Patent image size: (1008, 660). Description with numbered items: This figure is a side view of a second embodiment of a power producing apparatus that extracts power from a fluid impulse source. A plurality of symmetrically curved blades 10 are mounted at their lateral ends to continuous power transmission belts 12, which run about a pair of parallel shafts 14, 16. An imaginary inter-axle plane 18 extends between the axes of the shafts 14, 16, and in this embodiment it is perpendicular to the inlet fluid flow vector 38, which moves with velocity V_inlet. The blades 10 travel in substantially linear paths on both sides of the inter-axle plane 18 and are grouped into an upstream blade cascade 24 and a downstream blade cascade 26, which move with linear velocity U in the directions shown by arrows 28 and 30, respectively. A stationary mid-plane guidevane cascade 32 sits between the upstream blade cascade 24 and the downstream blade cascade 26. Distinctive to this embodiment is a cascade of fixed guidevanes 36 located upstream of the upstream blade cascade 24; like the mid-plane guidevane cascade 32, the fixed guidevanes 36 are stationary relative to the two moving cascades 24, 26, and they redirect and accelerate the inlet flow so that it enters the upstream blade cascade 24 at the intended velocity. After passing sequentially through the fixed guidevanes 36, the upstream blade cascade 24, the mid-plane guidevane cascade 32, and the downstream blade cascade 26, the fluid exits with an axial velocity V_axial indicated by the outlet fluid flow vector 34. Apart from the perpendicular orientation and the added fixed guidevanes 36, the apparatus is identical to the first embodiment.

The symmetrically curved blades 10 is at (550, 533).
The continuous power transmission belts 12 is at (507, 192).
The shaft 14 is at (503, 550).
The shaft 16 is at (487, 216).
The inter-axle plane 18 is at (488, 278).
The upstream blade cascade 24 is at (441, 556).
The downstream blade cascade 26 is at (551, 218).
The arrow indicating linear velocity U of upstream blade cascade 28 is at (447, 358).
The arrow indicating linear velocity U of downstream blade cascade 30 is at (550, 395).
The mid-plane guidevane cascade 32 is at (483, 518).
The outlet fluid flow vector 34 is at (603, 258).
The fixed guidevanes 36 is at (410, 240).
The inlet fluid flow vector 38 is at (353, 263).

WHAT YOU NEED TO DO — Copy the lines from the start of the records through the line containing "The upstream blade cascade 24 is", inclusive, swapping "apparatus" for "machine" and leaving everything else unchanged.

RESPONSE BELOW —
Patent image size: (1008, 660). Description with numbered items: This figure is a side view of a second embodiment of a power producing machine that extracts power from a fluid impulse source. A plurality of symmetrically curved blades 10 are mounted at their lateral ends to continuous power transmission belts 12, which run about a pair of parallel shafts 14, 16. An imaginary inter-axle plane 18 extends between the axes of the shafts 14, 16, and in this embodiment it is perpendicular to the inlet fluid flow vector 38, which moves with velocity V_inlet. The blades 10 travel in substantially linear paths on both sides of the inter-axle plane 18 and are grouped into an upstream blade cascade 24 and a downstream blade cascade 26, which move with linear velocity U in the directions shown by arrows 28 and 30, respectively. A stationary mid-plane guidevane cascade 32 sits between the upstream blade cascade 24 and the downstream blade cascade 26. Distinctive to this embodiment is a cascade of fixed guidevanes 36 located upstream of the upstream blade cascade 24; like the mid-plane guidevane cascade 32, the fixed guidevanes 36 are stationary relative to the two moving cascades 24, 26, and they redirect and accelerate the inlet flow so that it enters the upstream blade cascade 24 at the intended velocity. After passing sequentially through the fixed guidevanes 36, the upstream blade cascade 24, the mid-plane guidevane cascade 32, and the downstream blade cascade 26, the fluid exits with an axial velocity V_axial indicated by the outlet fluid flow vector 34. Apart from the perpendicular orientation and the added fixed guidevanes 36, the machine is identical to the first embodiment.

The symmetrically curved blades 10 is at (550, 533).
The continuous power transmission belts 12 is at (507, 192).
The shaft 14 is at (503, 550).
The shaft 16 is at (487, 216).
The inter-axle plane 18 is at (488, 278).
The upstream blade cascade 24 is at (441, 556).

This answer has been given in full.